## EXERCISE BRIEF
Give only the lines from the one containing "What data populates" through the end of the material below, exactly as written.

## RECORD EXTRACTS
_____
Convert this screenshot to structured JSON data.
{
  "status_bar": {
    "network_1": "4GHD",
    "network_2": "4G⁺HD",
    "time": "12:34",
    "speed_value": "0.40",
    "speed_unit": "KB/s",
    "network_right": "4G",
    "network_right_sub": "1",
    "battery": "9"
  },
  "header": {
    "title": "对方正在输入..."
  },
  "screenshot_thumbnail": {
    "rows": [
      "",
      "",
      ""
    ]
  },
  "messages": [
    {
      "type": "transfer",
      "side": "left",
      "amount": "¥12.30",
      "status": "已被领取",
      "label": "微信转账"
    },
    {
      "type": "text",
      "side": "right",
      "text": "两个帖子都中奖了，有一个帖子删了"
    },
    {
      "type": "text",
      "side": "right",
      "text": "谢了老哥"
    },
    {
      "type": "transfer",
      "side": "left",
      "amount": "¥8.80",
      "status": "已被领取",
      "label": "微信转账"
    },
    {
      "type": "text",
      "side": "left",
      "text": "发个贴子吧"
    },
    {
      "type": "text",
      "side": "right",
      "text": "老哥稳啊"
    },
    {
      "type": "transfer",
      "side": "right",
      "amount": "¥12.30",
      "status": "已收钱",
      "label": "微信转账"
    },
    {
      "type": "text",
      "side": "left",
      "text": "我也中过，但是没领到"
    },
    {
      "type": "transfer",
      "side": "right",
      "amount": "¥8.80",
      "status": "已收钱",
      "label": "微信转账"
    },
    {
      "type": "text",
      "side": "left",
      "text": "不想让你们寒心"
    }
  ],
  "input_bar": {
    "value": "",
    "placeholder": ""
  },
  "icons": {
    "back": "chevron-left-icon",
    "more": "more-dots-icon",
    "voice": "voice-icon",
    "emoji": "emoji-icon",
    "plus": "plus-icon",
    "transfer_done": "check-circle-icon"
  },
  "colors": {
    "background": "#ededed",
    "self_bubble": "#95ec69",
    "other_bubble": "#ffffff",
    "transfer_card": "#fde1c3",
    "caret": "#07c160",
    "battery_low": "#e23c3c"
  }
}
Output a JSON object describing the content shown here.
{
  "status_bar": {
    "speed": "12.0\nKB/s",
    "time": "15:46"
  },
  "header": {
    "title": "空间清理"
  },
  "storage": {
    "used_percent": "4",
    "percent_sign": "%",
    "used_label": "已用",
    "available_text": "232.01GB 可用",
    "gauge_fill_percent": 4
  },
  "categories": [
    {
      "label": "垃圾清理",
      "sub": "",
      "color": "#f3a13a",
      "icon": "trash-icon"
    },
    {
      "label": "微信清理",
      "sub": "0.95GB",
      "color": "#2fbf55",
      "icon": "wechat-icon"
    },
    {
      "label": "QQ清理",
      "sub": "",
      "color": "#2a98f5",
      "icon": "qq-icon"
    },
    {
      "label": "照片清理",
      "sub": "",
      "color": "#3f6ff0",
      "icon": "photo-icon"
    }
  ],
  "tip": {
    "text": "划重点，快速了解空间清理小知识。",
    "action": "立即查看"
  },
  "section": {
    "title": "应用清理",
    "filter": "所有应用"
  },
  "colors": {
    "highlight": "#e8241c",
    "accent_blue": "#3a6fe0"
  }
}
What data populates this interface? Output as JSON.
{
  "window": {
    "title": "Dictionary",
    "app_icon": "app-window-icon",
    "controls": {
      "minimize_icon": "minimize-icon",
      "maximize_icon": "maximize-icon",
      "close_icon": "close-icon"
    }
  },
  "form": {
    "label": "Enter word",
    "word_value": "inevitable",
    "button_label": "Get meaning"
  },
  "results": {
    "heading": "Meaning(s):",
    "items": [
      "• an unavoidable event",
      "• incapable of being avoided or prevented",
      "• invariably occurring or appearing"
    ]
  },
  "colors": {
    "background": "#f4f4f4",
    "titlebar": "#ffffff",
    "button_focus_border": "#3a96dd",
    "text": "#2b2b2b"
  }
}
_____
## TASK RESULT
What data populates this interface? Output as JSON.
{
  "window": {
    "title": "Dictionary",
    "app_icon": "app-window-icon",
    "controls": {
      "minimize_icon": "minimize-icon",
      "maximize_icon": "maximize-icon",
      "close_icon": "close-icon"
    }
  },
  "form": {
    "label": "Enter word",
    "word_value": "inevitable",
    "button_label": "Get meaning"
  },
  "results": {
    "heading": "Meaning(s):",
    "items": [
      "• an unavoidable event",
      "• incapable of being avoided or prevented",
      "• invariably occurring or appearing"
    ]
  },
  "colors": {
    "background": "#f4f4f4",
    "titlebar": "#ffffff",
    "button_focus_border": "#3a96dd",
    "text": "#2b2b2b"
  }
}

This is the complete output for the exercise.